**INFORMATION GIVEN:**
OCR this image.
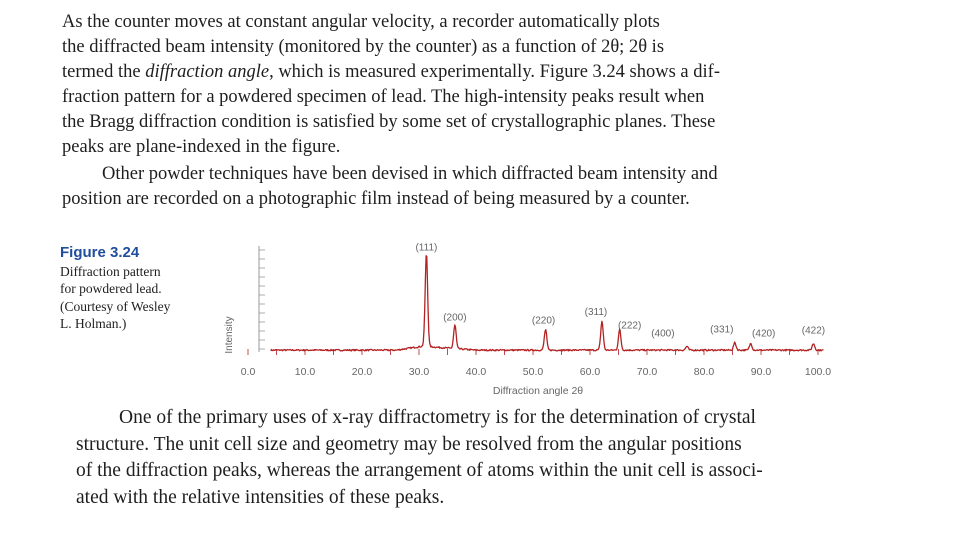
As the counter moves at constant angular velocity, a recorder automatically plots
the diffracted beam intensity (monitored by the counter) as a function of 2θ; 2θ is
termed the diffraction angle, which is measured experimentally. Figure 3.24 shows a dif-
fraction pattern for a powdered specimen of lead. The high-intensity peaks result when
the Bragg diffraction condition is satisfied by some set of crystallographic planes. These
peaks are plane-indexed in the figure.
Other powder techniques have been devised in which diffracted beam intensity and
position are recorded on a photographic film instead of being measured by a counter.
Figure 3.24
Diffraction pattern
for powdered lead.
(Courtesy of Wesley
L. Holman.)	Intensity
(111)
(200)	(220)
(311)
(222)
(400)	(331) (420)	(422)
0.0	10.0	20.0	30.0	40.0	50.0	60.0	70.0	80.0	90.0	100.0
Diffraction angle 2θ
One of the primary uses of x-ray diffractometry is for the determination of crystal
structure. The unit cell size and geometry may be resolved from the angular positions
of the diffraction peaks, whereas the arrangement of atoms within the unit cell is associ-
ated with the relative intensities of these peaks.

**WRITTEN EXERCISE:** Above are records with pictures; repeat the records exactly and leave the pictures out.

**EXPECTED OUTPUT:**
OCR this image.
As the counter moves at constant angular velocity, a recorder automatically plots
the diffracted beam intensity (monitored by the counter) as a function of 2θ; 2θ is
termed the diffraction angle, which is measured experimentally. Figure 3.24 shows a dif-
fraction pattern for a powdered specimen of lead. The high-intensity peaks result when
the Bragg diffraction condition is satisfied by some set of crystallographic planes. These
peaks are plane-indexed in the figure.
Other powder techniques have been devised in which diffracted beam intensity and
position are recorded on a photographic film instead of being measured by a counter.
Figure 3.24
Diffraction pattern
for powdered lead.
(Courtesy of Wesley
L. Holman.)	Intensity
(111)
(200)	(220)
(311)
(222)
(400)	(331) (420)	(422)
0.0	10.0	20.0	30.0	40.0	50.0	60.0	70.0	80.0	90.0	100.0
Diffraction angle 2θ
One of the primary uses of x-ray diffractometry is for the determination of crystal
structure. The unit cell size and geometry may be resolved from the angular positions
of the diffraction peaks, whereas the arrangement of atoms within the unit cell is associ-
ated with the relative intensities of these peaks.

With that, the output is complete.